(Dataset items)

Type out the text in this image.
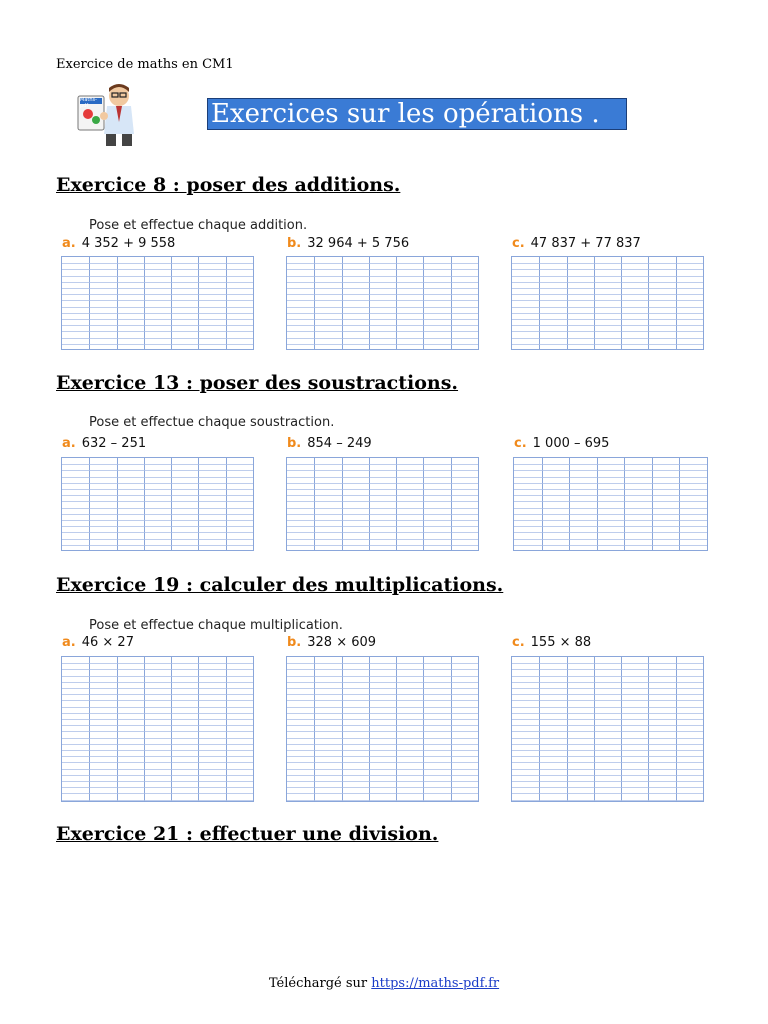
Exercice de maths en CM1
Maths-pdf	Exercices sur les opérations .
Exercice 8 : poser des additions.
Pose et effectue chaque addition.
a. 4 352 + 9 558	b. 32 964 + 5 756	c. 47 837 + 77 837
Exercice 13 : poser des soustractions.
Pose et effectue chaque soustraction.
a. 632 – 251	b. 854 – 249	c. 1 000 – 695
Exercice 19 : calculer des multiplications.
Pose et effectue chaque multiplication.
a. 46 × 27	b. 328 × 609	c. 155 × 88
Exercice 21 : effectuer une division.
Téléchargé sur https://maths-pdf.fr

What you should do: Print the complete listing exactly, apart from any pictures.

Completed task:
Type out the text in this image.
Exercice de maths en CM1
Maths-pdf	Exercices sur les opérations .
Exercice 8 : poser des additions.
Pose et effectue chaque addition.
a. 4 352 + 9 558	b. 32 964 + 5 756	c. 47 837 + 77 837
Exercice 13 : poser des soustractions.
Pose et effectue chaque soustraction.
a. 632 – 251	b. 854 – 249	c. 1 000 – 695
Exercice 19 : calculer des multiplications.
Pose et effectue chaque multiplication.
a. 46 × 27	b. 328 × 609	c. 155 × 88
Exercice 21 : effectuer une division.
Téléchargé sur https://maths-pdf.fr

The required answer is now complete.